■ Set task: Can you express the part that opens with the line containing "heatmap-cell bbox=[480, 200, 493, 224]" and closes with the line containing "heatmap-cell bbox=[480, 445, 493, 469]", both included, as a JSON list of strings with one string per line and blank lines left out?

■ Data provided:
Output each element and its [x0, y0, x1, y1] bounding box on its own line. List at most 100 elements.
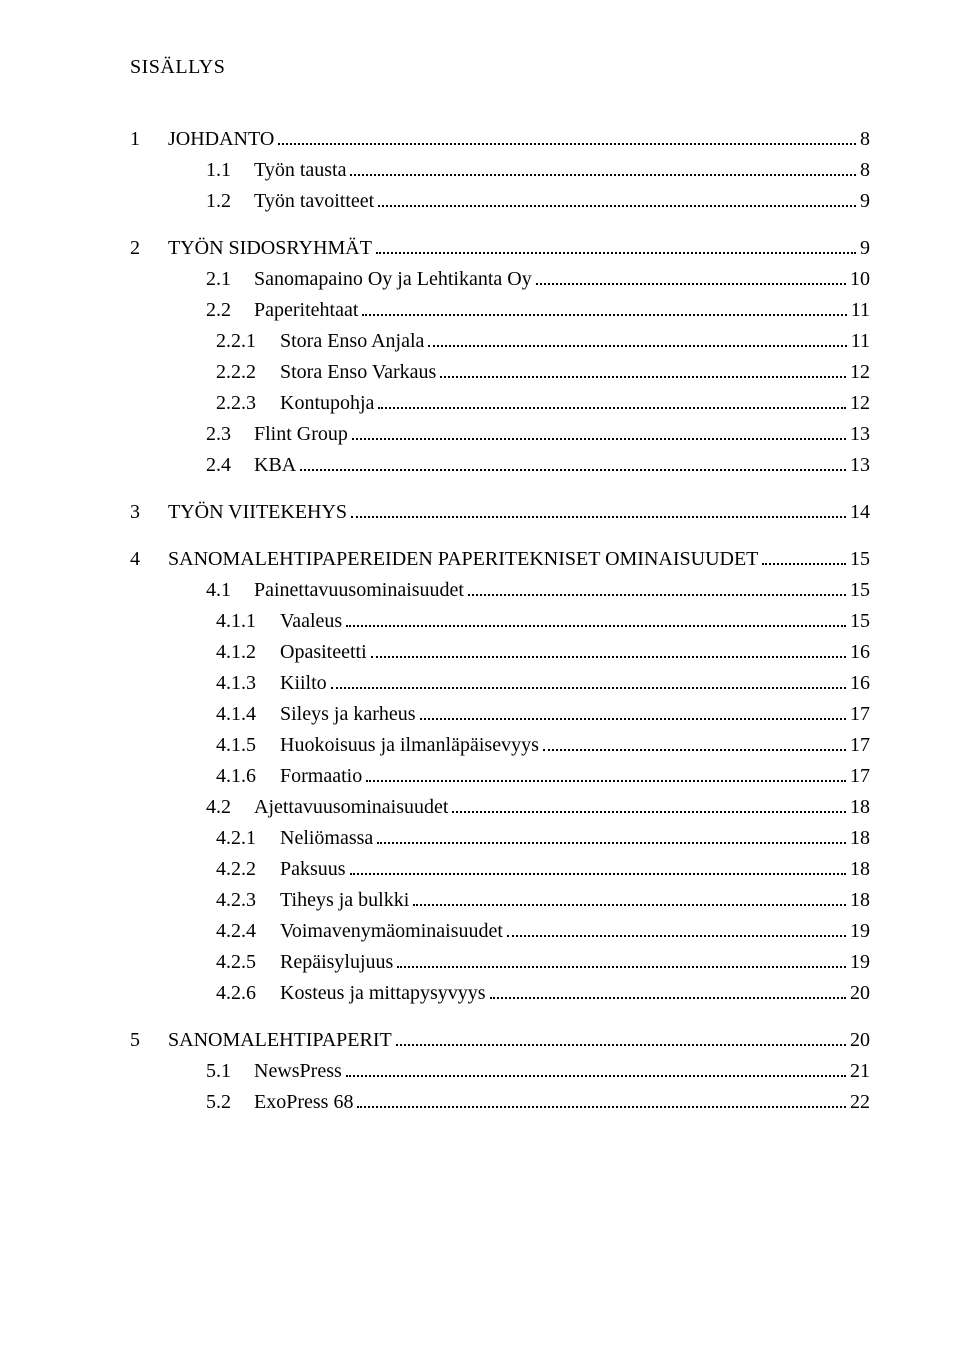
toc-leader — [536, 270, 846, 285]
toc-entry-number: 4.2.3 — [216, 888, 280, 913]
toc-entry: 4.1.5Huokoisuus ja ilmanläpäisevyys17 — [130, 733, 870, 758]
toc-entry-page: 9 — [860, 189, 870, 214]
toc-entry-number: 2.4 — [168, 453, 254, 478]
toc-entry-label: Kiilto — [280, 671, 327, 696]
toc-entry: 5.1NewsPress21 — [130, 1059, 870, 1084]
toc-entry-number: 4.2.6 — [216, 981, 280, 1006]
toc-entry-page: 10 — [850, 267, 870, 292]
toc-entry-label: Työn tausta — [254, 158, 346, 183]
toc-entry-page: 11 — [851, 298, 870, 323]
toc-entry-label: Sanomapaino Oy ja Lehtikanta Oy — [254, 267, 532, 292]
toc-entry-page: 9 — [860, 236, 870, 261]
toc-entry-page: 20 — [850, 981, 870, 1006]
toc-entry-label: Paksuus — [280, 857, 346, 882]
toc-entry: 1JOHDANTO8 — [130, 127, 870, 152]
toc-entry: 4.2.4Voimavenymäominaisuudet19 — [130, 919, 870, 944]
toc-leader — [378, 394, 846, 409]
toc-entry-label: Sileys ja karheus — [280, 702, 416, 727]
toc-entry: 2.2.2Stora Enso Varkaus12 — [130, 360, 870, 385]
toc-leader — [543, 736, 846, 751]
toc-entry-page: 15 — [850, 578, 870, 603]
toc-entry-page: 17 — [850, 764, 870, 789]
toc-entry: 4.1Painettavuusominaisuudet15 — [130, 578, 870, 603]
toc-leader — [762, 550, 846, 565]
toc-entry: 2.2.3Kontupohja 12 — [130, 391, 870, 416]
toc-entry-number: 4.1.2 — [216, 640, 280, 665]
toc-leader — [300, 456, 846, 471]
toc-entry-label: Stora Enso Anjala — [280, 329, 424, 354]
toc-entry-number: 1 — [130, 127, 168, 152]
toc-leader — [440, 363, 846, 378]
toc-entry-page: 18 — [850, 857, 870, 882]
toc-leader — [452, 798, 846, 813]
toc-entry-number: 4 — [130, 547, 168, 572]
toc-entry-page: 22 — [850, 1090, 870, 1115]
toc-entry-label: Paperitehtaat — [254, 298, 358, 323]
toc-leader — [428, 332, 846, 347]
toc-entry-label: Voimavenymäominaisuudet — [280, 919, 503, 944]
toc-entry-page: 8 — [860, 127, 870, 152]
toc-entry-label: SANOMALEHTIPAPEREIDEN PAPERITEKNISET OMI… — [168, 547, 758, 572]
toc-entry-number: 5.2 — [168, 1090, 254, 1115]
toc-entry-page: 12 — [850, 391, 870, 416]
toc-leader — [357, 1093, 846, 1108]
toc-entry-label: Vaaleus — [280, 609, 342, 634]
toc-leader — [350, 161, 856, 176]
toc-entry-label: Ajettavuusominaisuudet — [254, 795, 448, 820]
toc-entry-label: Tiheys ja bulkki — [280, 888, 409, 913]
toc-entry-number: 5.1 — [168, 1059, 254, 1084]
toc-entry-number: 4.1.5 — [216, 733, 280, 758]
toc-leader — [377, 829, 846, 844]
toc-entry: 4.1.3Kiilto16 — [130, 671, 870, 696]
toc-entry-label: Flint Group — [254, 422, 348, 447]
toc-entry: 1.1Työn tausta8 — [130, 158, 870, 183]
toc-entry-page: 17 — [850, 702, 870, 727]
toc-leader — [490, 984, 846, 999]
toc-leader — [378, 192, 856, 207]
toc-entry-number: 4.2.4 — [216, 919, 280, 944]
toc-leader — [468, 581, 846, 596]
toc-entry-label: Kontupohja — [280, 391, 374, 416]
toc-entry-number: 4.2.1 — [216, 826, 280, 851]
toc-entry-page: 18 — [850, 826, 870, 851]
toc-entry-number: 5 — [130, 1028, 168, 1053]
toc-entry-number: 4.2 — [168, 795, 254, 820]
toc-leader — [397, 953, 846, 968]
toc-entry-number: 4.1.6 — [216, 764, 280, 789]
toc-entry: 4.2.1Neliömassa18 — [130, 826, 870, 851]
toc-entry-number: 3 — [130, 500, 168, 525]
toc-entry-label: TYÖN SIDOSRYHMÄT — [168, 236, 372, 261]
toc-entry: 4.2.3Tiheys ja bulkki 18 — [130, 888, 870, 913]
toc-leader — [351, 503, 846, 518]
toc-body: 1JOHDANTO81.1Työn tausta81.2Työn tavoitt… — [130, 127, 870, 1115]
toc-leader — [278, 130, 856, 145]
toc-entry-number: 4.2.5 — [216, 950, 280, 975]
toc-entry-number: 2.2.1 — [216, 329, 280, 354]
toc-entry-label: Työn tavoitteet — [254, 189, 374, 214]
toc-entry-number: 2.2.3 — [216, 391, 280, 416]
toc-entry-number: 4.2.2 — [216, 857, 280, 882]
toc-entry-label: Kosteus ja mittapysyvyys — [280, 981, 486, 1006]
toc-entry-page: 18 — [850, 795, 870, 820]
toc-entry: 2TYÖN SIDOSRYHMÄT 9 — [130, 236, 870, 261]
toc-entry-page: 13 — [850, 453, 870, 478]
toc-entry: 4.1.6Formaatio17 — [130, 764, 870, 789]
toc-leader — [366, 767, 846, 782]
toc-leader — [362, 301, 846, 316]
toc-entry-label: ExoPress 68 — [254, 1090, 353, 1115]
toc-entry-number: 4.1 — [168, 578, 254, 603]
toc-entry-page: 16 — [850, 640, 870, 665]
toc-entry-number: 4.1.3 — [216, 671, 280, 696]
toc-entry-page: 14 — [850, 500, 870, 525]
toc-leader — [413, 891, 846, 906]
toc-entry-page: 12 — [850, 360, 870, 385]
toc-leader — [352, 425, 846, 440]
toc-entry-page: 17 — [850, 733, 870, 758]
toc-leader — [396, 1031, 846, 1046]
toc-entry-page: 18 — [850, 888, 870, 913]
toc-entry: 3TYÖN VIITEKEHYS14 — [130, 500, 870, 525]
toc-entry-number: 2 — [130, 236, 168, 261]
toc-entry: 2.2.1Stora Enso Anjala11 — [130, 329, 870, 354]
toc-entry: 2.2Paperitehtaat11 — [130, 298, 870, 323]
toc-leader — [331, 674, 846, 689]
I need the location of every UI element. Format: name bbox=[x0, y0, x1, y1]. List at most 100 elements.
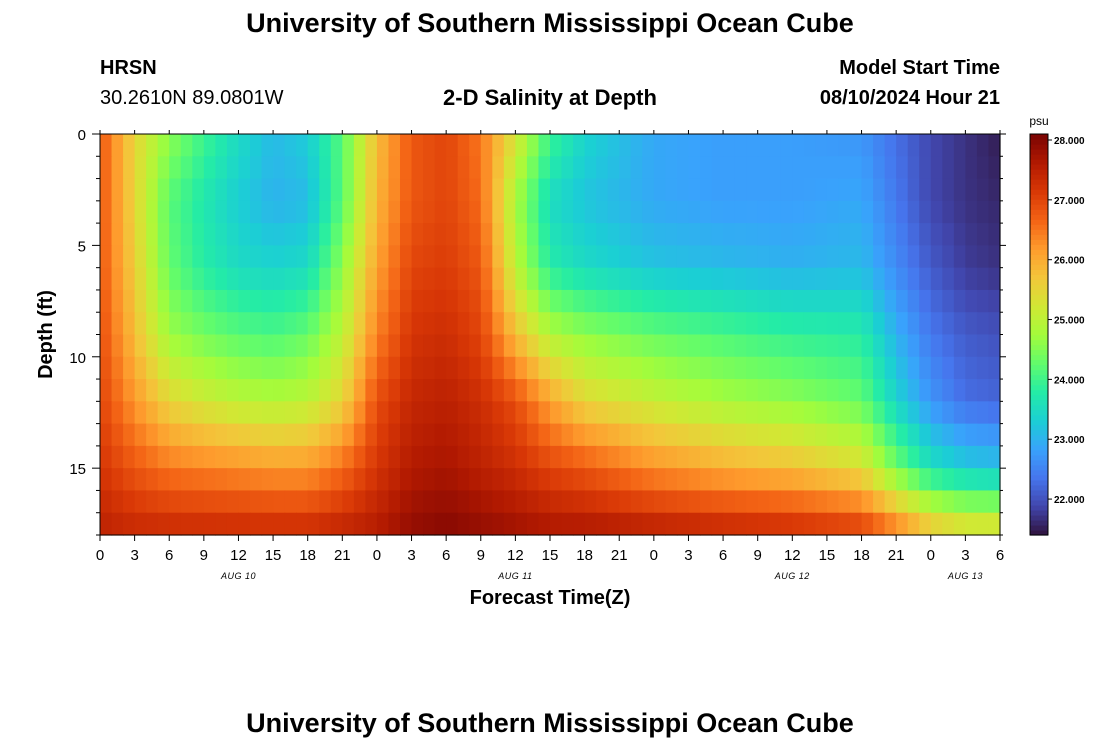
heatmap-cell bbox=[480, 200, 493, 224]
heatmap-cell bbox=[250, 334, 263, 358]
heatmap-cell bbox=[342, 356, 355, 380]
heatmap-cell bbox=[953, 267, 966, 291]
heatmap-cell bbox=[873, 468, 886, 492]
heatmap-cell bbox=[457, 245, 470, 269]
heatmap-cell bbox=[284, 356, 297, 380]
heatmap-cell bbox=[976, 156, 990, 180]
heatmap-cell bbox=[850, 379, 863, 402]
colorbar-segment bbox=[1030, 159, 1048, 165]
heatmap-cell bbox=[596, 245, 609, 269]
heatmap-cell bbox=[676, 423, 690, 447]
heatmap-cell bbox=[319, 289, 332, 313]
heatmap-cell bbox=[757, 445, 770, 469]
heatmap-cell bbox=[480, 445, 493, 469]
heatmap-cell bbox=[330, 401, 343, 425]
heatmap-cell bbox=[238, 245, 251, 269]
heatmap-cell bbox=[203, 245, 216, 269]
heatmap-cell bbox=[861, 156, 874, 180]
heatmap-cell bbox=[907, 245, 920, 269]
heatmap-cell bbox=[630, 379, 643, 402]
heatmap-cell bbox=[411, 423, 424, 447]
heatmap-cell bbox=[838, 134, 851, 157]
heatmap-cell bbox=[803, 289, 816, 313]
heatmap-cell bbox=[423, 267, 436, 291]
heatmap-cell bbox=[780, 245, 793, 269]
heatmap-cell bbox=[365, 134, 378, 157]
heatmap-cell bbox=[400, 468, 413, 492]
heatmap-cell bbox=[746, 512, 759, 536]
heatmap-cell bbox=[596, 134, 609, 157]
heatmap-cell bbox=[596, 401, 609, 425]
heatmap-cell bbox=[423, 490, 436, 514]
heatmap-cell bbox=[826, 356, 840, 380]
heatmap-cell bbox=[642, 490, 655, 514]
heatmap-cell bbox=[111, 200, 124, 224]
heatmap-cell bbox=[423, 401, 436, 425]
heatmap-cell bbox=[480, 490, 493, 514]
heatmap-cell bbox=[734, 245, 747, 269]
colorbar-segment bbox=[1030, 209, 1048, 215]
heatmap-cell bbox=[376, 245, 390, 269]
heatmap-cell bbox=[226, 312, 240, 336]
heatmap-cell bbox=[376, 267, 390, 291]
heatmap-cell bbox=[734, 334, 747, 358]
heatmap-cell bbox=[134, 289, 147, 313]
heatmap-cell bbox=[446, 178, 459, 202]
heatmap-cell bbox=[953, 223, 966, 246]
heatmap-cell bbox=[400, 134, 413, 157]
heatmap-cell bbox=[700, 334, 713, 358]
heatmap-cell bbox=[400, 267, 413, 291]
heatmap-cell bbox=[976, 245, 990, 269]
heatmap-cell bbox=[296, 379, 309, 402]
heatmap-cell bbox=[469, 289, 482, 313]
heatmap-cell bbox=[711, 468, 724, 492]
heatmap-cell bbox=[976, 134, 990, 157]
heatmap-cell bbox=[123, 200, 136, 224]
heatmap-cell bbox=[307, 200, 320, 224]
heatmap-cell bbox=[607, 490, 620, 514]
heatmap-cell bbox=[134, 512, 147, 536]
heatmap-cell bbox=[480, 356, 493, 380]
heatmap-cell bbox=[353, 223, 366, 246]
heatmap-cell bbox=[873, 312, 886, 336]
heatmap-cell bbox=[515, 490, 528, 514]
heatmap-cell bbox=[400, 490, 413, 514]
heatmap-cell bbox=[469, 490, 482, 514]
heatmap-cell bbox=[838, 223, 851, 246]
heatmap-cell bbox=[388, 245, 401, 269]
heatmap-cell bbox=[515, 423, 528, 447]
heatmap-cell bbox=[769, 134, 782, 157]
x-tick-label: 0 bbox=[373, 547, 381, 564]
heatmap-cell bbox=[342, 512, 355, 536]
heatmap-cell bbox=[746, 490, 759, 514]
heatmap-cell bbox=[307, 289, 320, 313]
heatmap-cell bbox=[100, 289, 113, 313]
heatmap-cell bbox=[480, 178, 493, 202]
heatmap-cell bbox=[965, 401, 978, 425]
heatmap-cell bbox=[180, 267, 193, 291]
heatmap-cell bbox=[526, 334, 540, 358]
heatmap-cell bbox=[203, 334, 216, 358]
heatmap-cell bbox=[734, 445, 747, 469]
heatmap-cell bbox=[976, 267, 990, 291]
heatmap-cell bbox=[469, 468, 482, 492]
heatmap-cell bbox=[319, 401, 332, 425]
heatmap-cell bbox=[573, 379, 586, 402]
heatmap-cell bbox=[850, 312, 863, 336]
heatmap-cell bbox=[838, 312, 851, 336]
heatmap-cell bbox=[250, 200, 263, 224]
heatmap-cell bbox=[688, 512, 701, 536]
heatmap-cell bbox=[250, 356, 263, 380]
heatmap-cell bbox=[676, 267, 690, 291]
heatmap-cell bbox=[100, 312, 113, 336]
heatmap-cell bbox=[653, 445, 666, 469]
heatmap-cell bbox=[723, 490, 736, 514]
heatmap-cell bbox=[296, 490, 309, 514]
heatmap-cell bbox=[388, 178, 401, 202]
colorbar-segment bbox=[1030, 144, 1048, 150]
heatmap-cell bbox=[826, 200, 840, 224]
heatmap-cell bbox=[653, 156, 666, 180]
heatmap-cell bbox=[746, 223, 759, 246]
heatmap-cell bbox=[146, 267, 159, 291]
heatmap-cell bbox=[988, 312, 1001, 336]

■ Solution to this exercise:
[
  "heatmap-cell bbox=[480, 200, 493, 224]",
  "heatmap-cell bbox=[250, 334, 263, 358]",
  "heatmap-cell bbox=[342, 356, 355, 380]",
  "heatmap-cell bbox=[953, 267, 966, 291]",
  "heatmap-cell bbox=[873, 468, 886, 492]",
  "heatmap-cell bbox=[457, 245, 470, 269]",
  "heatmap-cell bbox=[284, 356, 297, 380]",
  "heatmap-cell bbox=[976, 156, 990, 180]",
  "heatmap-cell bbox=[850, 379, 863, 402]",
  "colorbar-segment bbox=[1030, 159, 1048, 165]",
  "heatmap-cell bbox=[596, 245, 609, 269]",
  "heatmap-cell bbox=[676, 423, 690, 447]",
  "heatmap-cell bbox=[319, 289, 332, 313]",
  "heatmap-cell bbox=[757, 445, 770, 469]",
  "heatmap-cell bbox=[480, 445, 493, 469]"
]